*REQUIRED TASK*. Reproduce all entries verbatim, with nothing added or dropped.

··· THE DATA ···

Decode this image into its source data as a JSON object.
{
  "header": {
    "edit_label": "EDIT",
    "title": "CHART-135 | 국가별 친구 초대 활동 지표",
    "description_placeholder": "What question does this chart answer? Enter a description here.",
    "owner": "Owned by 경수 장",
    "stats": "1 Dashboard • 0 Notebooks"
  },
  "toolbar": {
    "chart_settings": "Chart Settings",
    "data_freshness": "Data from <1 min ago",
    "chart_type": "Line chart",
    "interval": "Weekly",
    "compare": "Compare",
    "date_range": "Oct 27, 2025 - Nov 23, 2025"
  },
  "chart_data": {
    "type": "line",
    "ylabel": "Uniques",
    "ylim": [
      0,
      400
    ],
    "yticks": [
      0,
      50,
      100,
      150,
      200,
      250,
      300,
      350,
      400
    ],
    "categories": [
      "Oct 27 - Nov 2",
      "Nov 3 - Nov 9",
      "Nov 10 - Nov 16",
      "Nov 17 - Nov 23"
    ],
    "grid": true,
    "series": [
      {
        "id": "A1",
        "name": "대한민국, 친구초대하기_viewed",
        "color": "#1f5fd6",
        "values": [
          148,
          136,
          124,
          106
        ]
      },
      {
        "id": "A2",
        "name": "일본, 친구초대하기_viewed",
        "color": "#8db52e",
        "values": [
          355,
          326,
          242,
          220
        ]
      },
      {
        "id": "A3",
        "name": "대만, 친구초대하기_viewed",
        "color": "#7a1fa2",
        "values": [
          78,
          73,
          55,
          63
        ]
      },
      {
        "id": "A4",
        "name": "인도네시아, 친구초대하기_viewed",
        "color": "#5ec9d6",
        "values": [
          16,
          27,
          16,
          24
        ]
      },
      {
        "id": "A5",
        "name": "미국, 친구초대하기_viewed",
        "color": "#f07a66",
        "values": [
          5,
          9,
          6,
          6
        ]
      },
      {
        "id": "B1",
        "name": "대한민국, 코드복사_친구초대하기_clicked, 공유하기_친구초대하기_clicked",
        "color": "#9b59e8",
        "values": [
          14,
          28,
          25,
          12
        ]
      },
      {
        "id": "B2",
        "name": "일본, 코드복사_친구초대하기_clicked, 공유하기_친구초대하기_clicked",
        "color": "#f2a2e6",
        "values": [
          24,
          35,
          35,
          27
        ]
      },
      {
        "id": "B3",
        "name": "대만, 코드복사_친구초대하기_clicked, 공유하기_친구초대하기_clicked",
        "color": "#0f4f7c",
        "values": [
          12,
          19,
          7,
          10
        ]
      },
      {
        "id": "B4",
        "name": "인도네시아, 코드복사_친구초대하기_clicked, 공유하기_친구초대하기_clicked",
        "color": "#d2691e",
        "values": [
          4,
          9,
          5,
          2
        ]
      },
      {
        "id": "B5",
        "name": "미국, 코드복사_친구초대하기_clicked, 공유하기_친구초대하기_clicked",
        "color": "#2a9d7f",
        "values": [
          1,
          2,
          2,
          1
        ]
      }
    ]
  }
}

···

*EXPECTED ANSWER*.
Decode this image into its source data as a JSON object.
{
  "header": {
    "edit_label": "EDIT",
    "title": "CHART-135 | 국가별 친구 초대 활동 지표",
    "description_placeholder": "What question does this chart answer? Enter a description here.",
    "owner": "Owned by 경수 장",
    "stats": "1 Dashboard • 0 Notebooks"
  },
  "toolbar": {
    "chart_settings": "Chart Settings",
    "data_freshness": "Data from <1 min ago",
    "chart_type": "Line chart",
    "interval": "Weekly",
    "compare": "Compare",
    "date_range": "Oct 27, 2025 - Nov 23, 2025"
  },
  "chart_data": {
    "type": "line",
    "ylabel": "Uniques",
    "ylim": [
      0,
      400
    ],
    "yticks": [
      0,
      50,
      100,
      150,
      200,
      250,
      300,
      350,
      400
    ],
    "categories": [
      "Oct 27 - Nov 2",
      "Nov 3 - Nov 9",
      "Nov 10 - Nov 16",
      "Nov 17 - Nov 23"
    ],
    "grid": true,
    "series": [
      {
        "id": "A1",
        "name": "대한민국, 친구초대하기_viewed",
        "color": "#1f5fd6",
        "values": [
          148,
          136,
          124,
          106
        ]
      },
      {
        "id": "A2",
        "name": "일본, 친구초대하기_viewed",
        "color": "#8db52e",
        "values": [
          355,
          326,
          242,
          220
        ]
      },
      {
        "id": "A3",
        "name": "대만, 친구초대하기_viewed",
        "color": "#7a1fa2",
        "values": [
          78,
          73,
          55,
          63
        ]
      },
      {
        "id": "A4",
        "name": "인도네시아, 친구초대하기_viewed",
        "color": "#5ec9d6",
        "values": [
          16,
          27,
          16,
          24
        ]
      },
      {
        "id": "A5",
        "name": "미국, 친구초대하기_viewed",
        "color": "#f07a66",
        "values": [
          5,
          9,
          6,
          6
        ]
      },
      {
        "id": "B1",
        "name": "대한민국, 코드복사_친구초대하기_clicked, 공유하기_친구초대하기_clicked",
        "color": "#9b59e8",
        "values": [
          14,
          28,
          25,
          12
        ]
      },
      {
        "id": "B2",
        "name": "일본, 코드복사_친구초대하기_clicked, 공유하기_친구초대하기_clicked",
        "color": "#f2a2e6",
        "values": [
          24,
          35,
          35,
          27
        ]
      },
      {
        "id": "B3",
        "name": "대만, 코드복사_친구초대하기_clicked, 공유하기_친구초대하기_clicked",
        "color": "#0f4f7c",
        "values": [
          12,
          19,
          7,
          10
        ]
      },
      {
        "id": "B4",
        "name": "인도네시아, 코드복사_친구초대하기_clicked, 공유하기_친구초대하기_clicked",
        "color": "#d2691e",
        "values": [
          4,
          9,
          5,
          2
        ]
      },
      {
        "id": "B5",
        "name": "미국, 코드복사_친구초대하기_clicked, 공유하기_친구초대하기_clicked",
        "color": "#2a9d7f",
        "values": [
          1,
          2,
          2,
          1
        ]
      }
    ]
  }
}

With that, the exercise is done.